• [WHAT THE TASK ASKS] Are you able to retype all the records below exactly?
☆ ☆ ☆ ☆
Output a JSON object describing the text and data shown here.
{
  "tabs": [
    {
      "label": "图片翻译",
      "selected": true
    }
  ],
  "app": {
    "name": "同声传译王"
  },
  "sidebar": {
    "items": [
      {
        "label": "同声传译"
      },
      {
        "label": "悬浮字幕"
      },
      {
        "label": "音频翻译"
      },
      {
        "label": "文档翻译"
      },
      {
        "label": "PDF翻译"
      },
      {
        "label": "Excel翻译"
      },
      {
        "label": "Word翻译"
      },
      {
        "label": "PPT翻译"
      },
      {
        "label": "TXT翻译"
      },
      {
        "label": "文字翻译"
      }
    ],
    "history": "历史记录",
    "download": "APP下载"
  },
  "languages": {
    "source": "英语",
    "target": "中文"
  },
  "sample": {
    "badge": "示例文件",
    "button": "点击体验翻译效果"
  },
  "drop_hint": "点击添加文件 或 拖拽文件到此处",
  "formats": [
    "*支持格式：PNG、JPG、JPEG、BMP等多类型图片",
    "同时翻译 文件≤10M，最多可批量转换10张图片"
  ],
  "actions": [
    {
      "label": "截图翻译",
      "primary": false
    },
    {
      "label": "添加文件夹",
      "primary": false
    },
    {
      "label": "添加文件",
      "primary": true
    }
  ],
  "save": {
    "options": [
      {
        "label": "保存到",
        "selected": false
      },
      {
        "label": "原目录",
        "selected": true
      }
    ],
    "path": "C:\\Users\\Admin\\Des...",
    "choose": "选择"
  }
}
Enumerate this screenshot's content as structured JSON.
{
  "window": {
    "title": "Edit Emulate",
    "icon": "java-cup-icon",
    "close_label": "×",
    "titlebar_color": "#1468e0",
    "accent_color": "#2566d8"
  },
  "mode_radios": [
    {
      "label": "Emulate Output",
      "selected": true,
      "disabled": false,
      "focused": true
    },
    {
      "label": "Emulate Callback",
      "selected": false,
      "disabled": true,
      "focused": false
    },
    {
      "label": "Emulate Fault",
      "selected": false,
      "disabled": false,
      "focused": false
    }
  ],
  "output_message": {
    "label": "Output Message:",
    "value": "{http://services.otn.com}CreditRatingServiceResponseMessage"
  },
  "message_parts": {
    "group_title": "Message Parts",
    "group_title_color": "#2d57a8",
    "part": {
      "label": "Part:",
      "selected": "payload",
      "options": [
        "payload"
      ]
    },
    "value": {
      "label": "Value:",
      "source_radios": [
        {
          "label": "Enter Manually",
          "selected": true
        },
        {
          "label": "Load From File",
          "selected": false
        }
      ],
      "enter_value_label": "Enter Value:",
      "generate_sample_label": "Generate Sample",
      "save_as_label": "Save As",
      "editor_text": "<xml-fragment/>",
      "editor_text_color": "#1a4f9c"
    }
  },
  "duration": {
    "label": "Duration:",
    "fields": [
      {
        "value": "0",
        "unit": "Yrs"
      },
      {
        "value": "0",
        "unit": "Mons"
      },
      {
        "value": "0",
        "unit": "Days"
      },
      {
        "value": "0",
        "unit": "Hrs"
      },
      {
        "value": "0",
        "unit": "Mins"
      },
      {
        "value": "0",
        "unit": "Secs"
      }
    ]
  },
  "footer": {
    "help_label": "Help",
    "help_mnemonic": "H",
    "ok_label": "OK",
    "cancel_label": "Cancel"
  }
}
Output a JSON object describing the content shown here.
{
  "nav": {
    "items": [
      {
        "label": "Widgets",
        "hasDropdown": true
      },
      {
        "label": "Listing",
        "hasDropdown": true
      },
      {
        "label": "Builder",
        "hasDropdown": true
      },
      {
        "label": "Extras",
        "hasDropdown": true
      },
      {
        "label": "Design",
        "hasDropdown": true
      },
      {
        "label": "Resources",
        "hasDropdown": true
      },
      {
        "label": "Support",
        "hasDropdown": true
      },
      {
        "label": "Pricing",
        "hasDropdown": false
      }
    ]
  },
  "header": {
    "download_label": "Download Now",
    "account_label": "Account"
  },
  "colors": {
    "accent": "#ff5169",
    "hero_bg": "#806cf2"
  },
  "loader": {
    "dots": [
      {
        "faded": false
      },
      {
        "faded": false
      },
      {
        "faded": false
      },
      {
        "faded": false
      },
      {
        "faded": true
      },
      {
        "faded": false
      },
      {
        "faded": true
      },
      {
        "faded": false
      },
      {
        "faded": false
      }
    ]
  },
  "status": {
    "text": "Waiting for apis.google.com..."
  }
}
☆ ☆ ☆ ☆
• [EXERCISE ANSWER]
Output a JSON object describing the text and data shown here.
{
  "tabs": [
    {
      "label": "图片翻译",
      "selected": true
    }
  ],
  "app": {
    "name": "同声传译王"
  },
  "sidebar": {
    "items": [
      {
        "label": "同声传译"
      },
      {
        "label": "悬浮字幕"
      },
      {
        "label": "音频翻译"
      },
      {
        "label": "文档翻译"
      },
      {
        "label": "PDF翻译"
      },
      {
        "label": "Excel翻译"
      },
      {
        "label": "Word翻译"
      },
      {
        "label": "PPT翻译"
      },
      {
        "label": "TXT翻译"
      },
      {
        "label": "文字翻译"
      }
    ],
    "history": "历史记录",
    "download": "APP下载"
  },
  "languages": {
    "source": "英语",
    "target": "中文"
  },
  "sample": {
    "badge": "示例文件",
    "button": "点击体验翻译效果"
  },
  "drop_hint": "点击添加文件 或 拖拽文件到此处",
  "formats": [
    "*支持格式：PNG、JPG、JPEG、BMP等多类型图片",
    "同时翻译 文件≤10M，最多可批量转换10张图片"
  ],
  "actions": [
    {
      "label": "截图翻译",
      "primary": false
    },
    {
      "label": "添加文件夹",
      "primary": false
    },
    {
      "label": "添加文件",
      "primary": true
    }
  ],
  "save": {
    "options": [
      {
        "label": "保存到",
        "selected": false
      },
      {
        "label": "原目录",
        "selected": true
      }
    ],
    "path": "C:\\Users\\Admin\\Des...",
    "choose": "选择"
  }
}
Enumerate this screenshot's content as structured JSON.
{
  "window": {
    "title": "Edit Emulate",
    "icon": "java-cup-icon",
    "close_label": "×",
    "titlebar_color": "#1468e0",
    "accent_color": "#2566d8"
  },
  "mode_radios": [
    {
      "label": "Emulate Output",
      "selected": true,
      "disabled": false,
      "focused": true
    },
    {
      "label": "Emulate Callback",
      "selected": false,
      "disabled": true,
      "focused": false
    },
    {
      "label": "Emulate Fault",
      "selected": false,
      "disabled": false,
      "focused": false
    }
  ],
  "output_message": {
    "label": "Output Message:",
    "value": "{http://services.otn.com}CreditRatingServiceResponseMessage"
  },
  "message_parts": {
    "group_title": "Message Parts",
    "group_title_color": "#2d57a8",
    "part": {
      "label": "Part:",
      "selected": "payload",
      "options": [
        "payload"
      ]
    },
    "value": {
      "label": "Value:",
      "source_radios": [
        {
          "label": "Enter Manually",
          "selected": true
        },
        {
          "label": "Load From File",
          "selected": false
        }
      ],
      "enter_value_label": "Enter Value:",
      "generate_sample_label": "Generate Sample",
      "save_as_label": "Save As",
      "editor_text": "<xml-fragment/>",
      "editor_text_color": "#1a4f9c"
    }
  },
  "duration": {
    "label": "Duration:",
    "fields": [
      {
        "value": "0",
        "unit": "Yrs"
      },
      {
        "value": "0",
        "unit": "Mons"
      },
      {
        "value": "0",
        "unit": "Days"
      },
      {
        "value": "0",
        "unit": "Hrs"
      },
      {
        "value": "0",
        "unit": "Mins"
      },
      {
        "value": "0",
        "unit": "Secs"
      }
    ]
  },
  "footer": {
    "help_label": "Help",
    "help_mnemonic": "H",
    "ok_label": "OK",
    "cancel_label": "Cancel"
  }
}
Output a JSON object describing the content shown here.
{
  "nav": {
    "items": [
      {
        "label": "Widgets",
        "hasDropdown": true
      },
      {
        "label": "Listing",
        "hasDropdown": true
      },
      {
        "label": "Builder",
        "hasDropdown": true
      },
      {
        "label": "Extras",
        "hasDropdown": true
      },
      {
        "label": "Design",
        "hasDropdown": true
      },
      {
        "label": "Resources",
        "hasDropdown": true
      },
      {
        "label": "Support",
        "hasDropdown": true
      },
      {
        "label": "Pricing",
        "hasDropdown": false
      }
    ]
  },
  "header": {
    "download_label": "Download Now",
    "account_label": "Account"
  },
  "colors": {
    "accent": "#ff5169",
    "hero_bg": "#806cf2"
  },
  "loader": {
    "dots": [
      {
        "faded": false
      },
      {
        "faded": false
      },
      {
        "faded": false
      },
      {
        "faded": false
      },
      {
        "faded": true
      },
      {
        "faded": false
      },
      {
        "faded": true
      },
      {
        "faded": false
      },
      {
        "faded": false
      }
    ]
  },
  "status": {
    "text": "Waiting for apis.google.com..."
  }
}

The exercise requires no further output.